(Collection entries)
-----
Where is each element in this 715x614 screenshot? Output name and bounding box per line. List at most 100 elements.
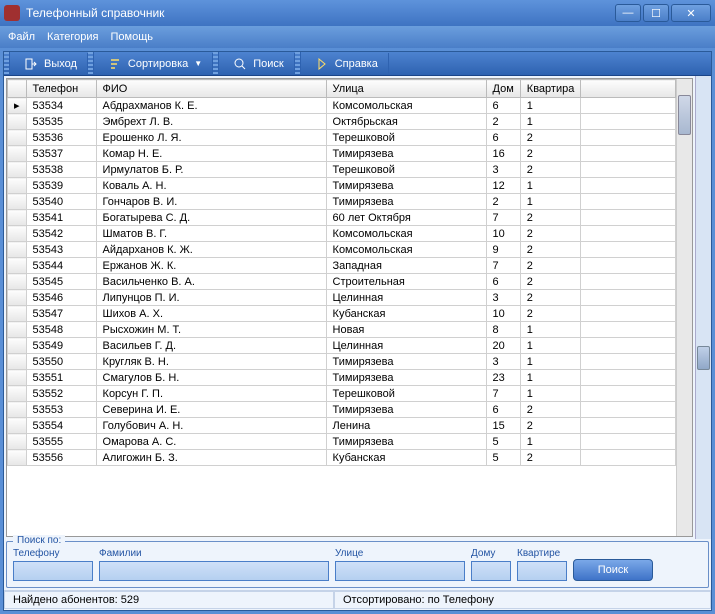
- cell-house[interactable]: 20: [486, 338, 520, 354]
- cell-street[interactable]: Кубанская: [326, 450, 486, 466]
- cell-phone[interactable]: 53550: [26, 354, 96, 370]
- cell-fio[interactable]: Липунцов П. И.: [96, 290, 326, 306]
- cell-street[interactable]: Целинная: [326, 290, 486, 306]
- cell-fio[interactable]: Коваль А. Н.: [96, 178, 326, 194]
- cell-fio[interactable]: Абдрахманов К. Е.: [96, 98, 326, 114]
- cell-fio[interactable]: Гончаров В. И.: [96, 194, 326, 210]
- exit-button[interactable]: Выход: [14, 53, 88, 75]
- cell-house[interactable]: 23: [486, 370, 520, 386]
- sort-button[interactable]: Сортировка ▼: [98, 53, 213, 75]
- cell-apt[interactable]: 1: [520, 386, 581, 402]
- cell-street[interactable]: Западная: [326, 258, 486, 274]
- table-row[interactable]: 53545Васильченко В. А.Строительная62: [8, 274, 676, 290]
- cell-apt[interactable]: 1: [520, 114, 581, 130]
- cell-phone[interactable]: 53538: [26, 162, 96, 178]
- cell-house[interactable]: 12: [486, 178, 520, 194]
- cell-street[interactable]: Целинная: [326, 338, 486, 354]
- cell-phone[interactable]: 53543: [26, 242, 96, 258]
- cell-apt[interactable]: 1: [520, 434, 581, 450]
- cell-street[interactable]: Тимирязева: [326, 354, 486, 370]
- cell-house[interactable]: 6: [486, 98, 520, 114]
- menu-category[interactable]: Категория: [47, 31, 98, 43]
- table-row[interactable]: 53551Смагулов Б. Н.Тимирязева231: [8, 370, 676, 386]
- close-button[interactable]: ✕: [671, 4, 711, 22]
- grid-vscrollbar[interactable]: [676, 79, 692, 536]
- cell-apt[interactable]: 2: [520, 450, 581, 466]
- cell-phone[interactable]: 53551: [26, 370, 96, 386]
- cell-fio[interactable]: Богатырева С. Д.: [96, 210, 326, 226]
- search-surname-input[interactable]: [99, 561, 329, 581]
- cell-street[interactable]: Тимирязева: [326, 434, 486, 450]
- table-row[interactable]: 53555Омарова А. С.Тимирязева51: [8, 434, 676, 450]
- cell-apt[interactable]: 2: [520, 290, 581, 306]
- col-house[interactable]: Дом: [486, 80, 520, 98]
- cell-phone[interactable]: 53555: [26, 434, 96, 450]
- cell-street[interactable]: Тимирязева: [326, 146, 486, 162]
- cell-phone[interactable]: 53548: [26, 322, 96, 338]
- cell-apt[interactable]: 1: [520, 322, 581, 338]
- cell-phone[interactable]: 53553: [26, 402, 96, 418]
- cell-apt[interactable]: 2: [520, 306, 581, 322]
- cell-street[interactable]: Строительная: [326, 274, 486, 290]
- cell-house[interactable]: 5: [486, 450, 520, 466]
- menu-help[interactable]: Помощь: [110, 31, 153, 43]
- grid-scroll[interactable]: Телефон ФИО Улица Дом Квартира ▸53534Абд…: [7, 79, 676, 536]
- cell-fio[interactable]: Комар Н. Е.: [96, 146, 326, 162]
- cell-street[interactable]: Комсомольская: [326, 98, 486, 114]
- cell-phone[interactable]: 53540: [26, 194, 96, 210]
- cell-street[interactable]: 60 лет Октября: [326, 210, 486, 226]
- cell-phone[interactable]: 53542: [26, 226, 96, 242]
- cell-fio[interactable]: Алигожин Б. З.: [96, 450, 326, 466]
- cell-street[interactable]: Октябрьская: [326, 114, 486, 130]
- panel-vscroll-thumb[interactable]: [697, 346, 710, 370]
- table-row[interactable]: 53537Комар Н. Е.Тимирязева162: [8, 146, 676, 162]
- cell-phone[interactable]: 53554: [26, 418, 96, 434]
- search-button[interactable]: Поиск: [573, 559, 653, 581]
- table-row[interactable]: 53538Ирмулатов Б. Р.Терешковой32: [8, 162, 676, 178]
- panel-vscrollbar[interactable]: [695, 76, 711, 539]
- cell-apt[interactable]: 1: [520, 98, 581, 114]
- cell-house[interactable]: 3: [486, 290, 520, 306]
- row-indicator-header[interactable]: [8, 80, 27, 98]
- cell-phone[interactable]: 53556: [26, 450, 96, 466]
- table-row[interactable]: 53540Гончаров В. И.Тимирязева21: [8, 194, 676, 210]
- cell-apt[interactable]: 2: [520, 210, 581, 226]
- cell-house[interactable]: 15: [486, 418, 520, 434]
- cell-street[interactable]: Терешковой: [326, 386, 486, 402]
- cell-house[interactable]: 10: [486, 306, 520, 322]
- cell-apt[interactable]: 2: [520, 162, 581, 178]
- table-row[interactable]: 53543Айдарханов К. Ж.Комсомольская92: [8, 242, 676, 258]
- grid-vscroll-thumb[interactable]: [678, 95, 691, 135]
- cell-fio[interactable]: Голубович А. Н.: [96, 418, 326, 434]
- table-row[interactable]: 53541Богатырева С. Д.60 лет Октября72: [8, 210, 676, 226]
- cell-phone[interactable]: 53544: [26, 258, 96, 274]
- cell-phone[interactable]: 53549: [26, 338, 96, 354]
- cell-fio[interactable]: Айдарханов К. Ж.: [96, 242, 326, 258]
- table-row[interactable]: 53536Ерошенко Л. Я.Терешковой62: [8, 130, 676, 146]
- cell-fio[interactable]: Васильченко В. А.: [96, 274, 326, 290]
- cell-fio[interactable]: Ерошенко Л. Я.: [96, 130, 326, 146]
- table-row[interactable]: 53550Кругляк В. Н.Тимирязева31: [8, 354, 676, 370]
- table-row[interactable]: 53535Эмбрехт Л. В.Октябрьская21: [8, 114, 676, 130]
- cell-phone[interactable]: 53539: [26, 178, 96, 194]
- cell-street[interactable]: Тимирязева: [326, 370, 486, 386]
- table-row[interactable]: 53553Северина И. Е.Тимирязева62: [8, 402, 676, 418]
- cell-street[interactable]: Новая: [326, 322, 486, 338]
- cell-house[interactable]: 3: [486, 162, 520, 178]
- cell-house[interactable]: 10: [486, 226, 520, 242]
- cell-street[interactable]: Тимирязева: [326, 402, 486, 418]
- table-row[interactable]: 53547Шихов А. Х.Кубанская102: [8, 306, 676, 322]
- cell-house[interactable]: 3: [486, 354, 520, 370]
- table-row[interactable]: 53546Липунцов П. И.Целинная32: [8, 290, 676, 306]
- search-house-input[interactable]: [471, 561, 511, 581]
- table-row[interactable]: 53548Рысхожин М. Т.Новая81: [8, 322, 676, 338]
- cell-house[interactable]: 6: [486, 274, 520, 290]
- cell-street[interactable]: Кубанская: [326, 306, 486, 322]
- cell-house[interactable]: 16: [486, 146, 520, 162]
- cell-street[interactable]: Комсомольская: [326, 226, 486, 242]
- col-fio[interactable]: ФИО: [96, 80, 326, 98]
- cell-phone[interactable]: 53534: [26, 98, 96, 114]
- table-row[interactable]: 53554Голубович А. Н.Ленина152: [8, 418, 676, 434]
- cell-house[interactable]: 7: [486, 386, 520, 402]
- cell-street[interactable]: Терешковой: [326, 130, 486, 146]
-----
▶ _INSTRUCTIONS TO FOLLOW_
Copy out all of the material above line for line without any changes, and omit the pictures.

▶ _EXERCISE RESULT_
Where is each element in this 715x614 screenshot? Output name and bounding box per line. List at most 100 elements.
- cell-house[interactable]: 20: [486, 338, 520, 354]
- cell-street[interactable]: Кубанская: [326, 450, 486, 466]
- cell-phone[interactable]: 53550: [26, 354, 96, 370]
- cell-fio[interactable]: Липунцов П. И.: [96, 290, 326, 306]
- cell-street[interactable]: Целинная: [326, 290, 486, 306]
- cell-fio[interactable]: Коваль А. Н.: [96, 178, 326, 194]
- cell-fio[interactable]: Абдрахманов К. Е.: [96, 98, 326, 114]
- cell-fio[interactable]: Гончаров В. И.: [96, 194, 326, 210]
- exit-button[interactable]: Выход: [14, 53, 88, 75]
- cell-house[interactable]: 23: [486, 370, 520, 386]
- sort-button[interactable]: Сортировка ▼: [98, 53, 213, 75]
- cell-apt[interactable]: 1: [520, 386, 581, 402]
- cell-street[interactable]: Западная: [326, 258, 486, 274]
- table-row[interactable]: 53545Васильченко В. А.Строительная62: [8, 274, 676, 290]
- cell-apt[interactable]: 1: [520, 114, 581, 130]
- cell-phone[interactable]: 53538: [26, 162, 96, 178]
- cell-house[interactable]: 12: [486, 178, 520, 194]
- cell-street[interactable]: Целинная: [326, 338, 486, 354]
- cell-phone[interactable]: 53543: [26, 242, 96, 258]
- cell-apt[interactable]: 1: [520, 434, 581, 450]
- cell-street[interactable]: Тимирязева: [326, 354, 486, 370]
- cell-house[interactable]: 6: [486, 98, 520, 114]
- menu-category[interactable]: Категория: [47, 31, 98, 43]
- table-row[interactable]: 53551Смагулов Б. Н.Тимирязева231: [8, 370, 676, 386]
- close-button[interactable]: ✕: [671, 4, 711, 22]
- grid-vscrollbar[interactable]: [676, 79, 692, 536]
- cell-apt[interactable]: 2: [520, 450, 581, 466]
- cell-phone[interactable]: 53551: [26, 370, 96, 386]
- cell-fio[interactable]: Богатырева С. Д.: [96, 210, 326, 226]
- search-surname-input[interactable]: [99, 561, 329, 581]
- cell-street[interactable]: Тимирязева: [326, 434, 486, 450]
- table-row[interactable]: 53555Омарова А. С.Тимирязева51: [8, 434, 676, 450]
- cell-apt[interactable]: 2: [520, 290, 581, 306]
- col-house[interactable]: Дом: [486, 80, 520, 98]
- cell-phone[interactable]: 53555: [26, 434, 96, 450]
- cell-street[interactable]: Тимирязева: [326, 146, 486, 162]
- cell-phone[interactable]: 53548: [26, 322, 96, 338]
- cell-apt[interactable]: 1: [520, 322, 581, 338]
- cell-phone[interactable]: 53553: [26, 402, 96, 418]
- cell-apt[interactable]: 2: [520, 306, 581, 322]
- cell-street[interactable]: Строительная: [326, 274, 486, 290]
- cell-house[interactable]: 5: [486, 450, 520, 466]
- menu-help[interactable]: Помощь: [110, 31, 153, 43]
- grid-scroll[interactable]: Телефон ФИО Улица Дом Квартира ▸53534Абд…: [7, 79, 676, 536]
- cell-fio[interactable]: Комар Н. Е.: [96, 146, 326, 162]
- cell-street[interactable]: Комсомольская: [326, 98, 486, 114]
- cell-phone[interactable]: 53540: [26, 194, 96, 210]
- cell-street[interactable]: 60 лет Октября: [326, 210, 486, 226]
- cell-phone[interactable]: 53542: [26, 226, 96, 242]
- cell-fio[interactable]: Алигожин Б. З.: [96, 450, 326, 466]
- cell-street[interactable]: Октябрьская: [326, 114, 486, 130]
- panel-vscroll-thumb[interactable]: [697, 346, 710, 370]
- table-row[interactable]: 53537Комар Н. Е.Тимирязева162: [8, 146, 676, 162]
- cell-phone[interactable]: 53554: [26, 418, 96, 434]
- search-button[interactable]: Поиск: [573, 559, 653, 581]
- table-row[interactable]: 53538Ирмулатов Б. Р.Терешковой32: [8, 162, 676, 178]
- panel-vscrollbar[interactable]: [695, 76, 711, 539]
- cell-apt[interactable]: 1: [520, 98, 581, 114]
- cell-house[interactable]: 3: [486, 290, 520, 306]
- row-indicator-header[interactable]: [8, 80, 27, 98]
- cell-phone[interactable]: 53556: [26, 450, 96, 466]
- table-row[interactable]: 53540Гончаров В. И.Тимирязева21: [8, 194, 676, 210]
- cell-apt[interactable]: 2: [520, 210, 581, 226]
- cell-house[interactable]: 15: [486, 418, 520, 434]
- cell-street[interactable]: Терешковой: [326, 386, 486, 402]
- cell-house[interactable]: 10: [486, 306, 520, 322]
- cell-apt[interactable]: 2: [520, 162, 581, 178]
- table-row[interactable]: 53543Айдарханов К. Ж.Комсомольская92: [8, 242, 676, 258]
- grid-vscroll-thumb[interactable]: [678, 95, 691, 135]
- cell-fio[interactable]: Голубович А. Н.: [96, 418, 326, 434]
- table-row[interactable]: 53541Богатырева С. Д.60 лет Октября72: [8, 210, 676, 226]
- cell-phone[interactable]: 53544: [26, 258, 96, 274]
- cell-phone[interactable]: 53549: [26, 338, 96, 354]
- cell-fio[interactable]: Айдарханов К. Ж.: [96, 242, 326, 258]
- table-row[interactable]: 53536Ерошенко Л. Я.Терешковой62: [8, 130, 676, 146]
- cell-fio[interactable]: Васильченко В. А.: [96, 274, 326, 290]
- cell-fio[interactable]: Ерошенко Л. Я.: [96, 130, 326, 146]
- table-row[interactable]: 53550Кругляк В. Н.Тимирязева31: [8, 354, 676, 370]
- table-row[interactable]: 53535Эмбрехт Л. В.Октябрьская21: [8, 114, 676, 130]
- cell-phone[interactable]: 53539: [26, 178, 96, 194]
- cell-street[interactable]: Тимирязева: [326, 370, 486, 386]
- table-row[interactable]: 53553Северина И. Е.Тимирязева62: [8, 402, 676, 418]
- cell-street[interactable]: Новая: [326, 322, 486, 338]
- cell-house[interactable]: 3: [486, 162, 520, 178]
- cell-house[interactable]: 10: [486, 226, 520, 242]
- cell-street[interactable]: Тимирязева: [326, 402, 486, 418]
- table-row[interactable]: 53547Шихов А. Х.Кубанская102: [8, 306, 676, 322]
- cell-house[interactable]: 3: [486, 354, 520, 370]
- table-row[interactable]: 53546Липунцов П. И.Целинная32: [8, 290, 676, 306]
- search-house-input[interactable]: [471, 561, 511, 581]
- table-row[interactable]: 53548Рысхожин М. Т.Новая81: [8, 322, 676, 338]
- cell-house[interactable]: 6: [486, 274, 520, 290]
- cell-street[interactable]: Кубанская: [326, 306, 486, 322]
- cell-house[interactable]: 16: [486, 146, 520, 162]
- cell-street[interactable]: Комсомольская: [326, 226, 486, 242]
- col-fio[interactable]: ФИО: [96, 80, 326, 98]
- cell-phone[interactable]: 53534: [26, 98, 96, 114]
- table-row[interactable]: 53554Голубович А. Н.Ленина152: [8, 418, 676, 434]
- cell-house[interactable]: 7: [486, 386, 520, 402]
- cell-street[interactable]: Терешковой: [326, 130, 486, 146]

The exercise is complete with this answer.